* _WRITTEN EXERCISE_: Format the items from the first line through the line containing "quokka-motif — [951, 832, 1089, 963]", both included, as a numbered list, leaving out any blank lines.

(Stored entries)
= = =

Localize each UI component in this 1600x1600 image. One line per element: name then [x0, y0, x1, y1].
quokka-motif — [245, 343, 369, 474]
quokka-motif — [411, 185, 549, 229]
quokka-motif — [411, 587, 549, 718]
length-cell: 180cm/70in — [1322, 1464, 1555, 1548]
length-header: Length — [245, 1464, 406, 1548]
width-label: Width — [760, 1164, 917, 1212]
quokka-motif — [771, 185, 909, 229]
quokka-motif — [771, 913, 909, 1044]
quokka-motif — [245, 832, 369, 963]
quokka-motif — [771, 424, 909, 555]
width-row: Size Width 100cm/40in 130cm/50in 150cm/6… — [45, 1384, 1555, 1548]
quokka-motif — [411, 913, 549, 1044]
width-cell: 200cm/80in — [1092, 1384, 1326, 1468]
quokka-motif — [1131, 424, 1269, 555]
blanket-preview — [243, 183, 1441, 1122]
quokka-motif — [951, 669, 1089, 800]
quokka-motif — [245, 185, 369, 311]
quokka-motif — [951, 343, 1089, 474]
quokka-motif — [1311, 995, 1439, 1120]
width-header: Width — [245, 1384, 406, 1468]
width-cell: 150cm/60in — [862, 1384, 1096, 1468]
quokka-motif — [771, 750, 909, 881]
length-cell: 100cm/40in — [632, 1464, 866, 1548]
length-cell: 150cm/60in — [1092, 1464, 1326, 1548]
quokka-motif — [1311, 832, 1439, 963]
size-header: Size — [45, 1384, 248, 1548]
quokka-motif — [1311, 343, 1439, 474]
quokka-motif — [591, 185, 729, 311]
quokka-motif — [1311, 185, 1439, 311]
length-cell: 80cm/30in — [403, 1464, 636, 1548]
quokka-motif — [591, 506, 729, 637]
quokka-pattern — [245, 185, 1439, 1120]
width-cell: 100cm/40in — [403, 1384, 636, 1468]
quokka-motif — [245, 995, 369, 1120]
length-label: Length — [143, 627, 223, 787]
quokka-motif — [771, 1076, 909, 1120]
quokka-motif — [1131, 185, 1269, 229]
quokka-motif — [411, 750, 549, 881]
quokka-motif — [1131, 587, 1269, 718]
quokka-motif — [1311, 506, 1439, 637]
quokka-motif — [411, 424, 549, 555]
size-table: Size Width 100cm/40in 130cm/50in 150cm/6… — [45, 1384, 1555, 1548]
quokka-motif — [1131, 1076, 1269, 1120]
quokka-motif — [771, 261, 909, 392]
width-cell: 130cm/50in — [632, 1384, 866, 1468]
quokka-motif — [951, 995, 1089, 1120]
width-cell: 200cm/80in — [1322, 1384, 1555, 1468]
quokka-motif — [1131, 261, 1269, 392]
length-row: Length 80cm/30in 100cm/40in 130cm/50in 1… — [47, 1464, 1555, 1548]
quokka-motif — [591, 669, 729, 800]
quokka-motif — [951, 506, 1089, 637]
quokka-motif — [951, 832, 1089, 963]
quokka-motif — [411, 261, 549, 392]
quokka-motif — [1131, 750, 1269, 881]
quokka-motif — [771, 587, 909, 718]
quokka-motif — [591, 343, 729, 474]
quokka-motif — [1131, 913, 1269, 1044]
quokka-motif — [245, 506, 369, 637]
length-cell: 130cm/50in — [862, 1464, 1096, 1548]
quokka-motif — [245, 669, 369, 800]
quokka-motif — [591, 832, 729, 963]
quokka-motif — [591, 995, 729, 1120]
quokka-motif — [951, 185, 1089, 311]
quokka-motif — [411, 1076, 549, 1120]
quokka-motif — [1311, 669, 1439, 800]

= = =

* _FULL OUTPUT_:
1. Localize each UI component in this 1600x1600 image. One line per element: name then [x0, y0, x1, y1].
2. quokka-motif — [245, 343, 369, 474]
3. quokka-motif — [411, 185, 549, 229]
4. quokka-motif — [411, 587, 549, 718]
5. length-cell: 180cm/70in — [1322, 1464, 1555, 1548]
6. length-header: Length — [245, 1464, 406, 1548]
7. width-label: Width — [760, 1164, 917, 1212]
8. quokka-motif — [771, 185, 909, 229]
9. quokka-motif — [771, 913, 909, 1044]
10. quokka-motif — [245, 832, 369, 963]
11. quokka-motif — [771, 424, 909, 555]
12. width-row: Size Width 100cm/40in 130cm/50in 150cm/6… — [45, 1384, 1555, 1548]
13. quokka-motif — [411, 913, 549, 1044]
14. width-cell: 200cm/80in — [1092, 1384, 1326, 1468]
15. quokka-motif — [1131, 424, 1269, 555]
16. blanket-preview — [243, 183, 1441, 1122]
17. quokka-motif — [951, 669, 1089, 800]
18. quokka-motif — [245, 185, 369, 311]
19. quokka-motif — [951, 343, 1089, 474]
20. quokka-motif — [1311, 995, 1439, 1120]
21. width-header: Width — [245, 1384, 406, 1468]
22. width-cell: 150cm/60in — [862, 1384, 1096, 1468]
23. quokka-motif — [771, 750, 909, 881]
24. length-cell: 100cm/40in — [632, 1464, 866, 1548]
25. length-cell: 150cm/60in — [1092, 1464, 1326, 1548]
26. quokka-motif — [1311, 832, 1439, 963]
27. size-header: Size — [45, 1384, 248, 1548]
28. quokka-motif — [1311, 343, 1439, 474]
29. quokka-motif — [591, 185, 729, 311]
30. quokka-motif — [1311, 185, 1439, 311]
31. length-cell: 80cm/30in — [403, 1464, 636, 1548]
32. quokka-motif — [591, 506, 729, 637]
33. quokka-pattern — [245, 185, 1439, 1120]
34. width-cell: 100cm/40in — [403, 1384, 636, 1468]
35. quokka-motif — [245, 995, 369, 1120]
36. length-label: Length — [143, 627, 223, 787]
37. quokka-motif — [771, 1076, 909, 1120]
38. quokka-motif — [1131, 185, 1269, 229]
39. quokka-motif — [411, 750, 549, 881]
40. quokka-motif — [1131, 587, 1269, 718]
41. quokka-motif — [1311, 506, 1439, 637]
42. quokka-motif — [411, 424, 549, 555]
43. size-table: Size Width 100cm/40in 130cm/50in 150cm/6… — [45, 1384, 1555, 1548]
44. quokka-motif — [1131, 1076, 1269, 1120]
45. quokka-motif — [771, 261, 909, 392]
46. width-cell: 130cm/50in — [632, 1384, 866, 1468]
47. quokka-motif — [951, 995, 1089, 1120]
48. width-cell: 200cm/80in — [1322, 1384, 1555, 1468]
49. quokka-motif — [1131, 261, 1269, 392]
50. length-row: Length 80cm/30in 100cm/40in 130cm/50in 1… — [47, 1464, 1555, 1548]
51. quokka-motif — [591, 669, 729, 800]
52. quokka-motif — [951, 506, 1089, 637]
53. quokka-motif — [951, 832, 1089, 963]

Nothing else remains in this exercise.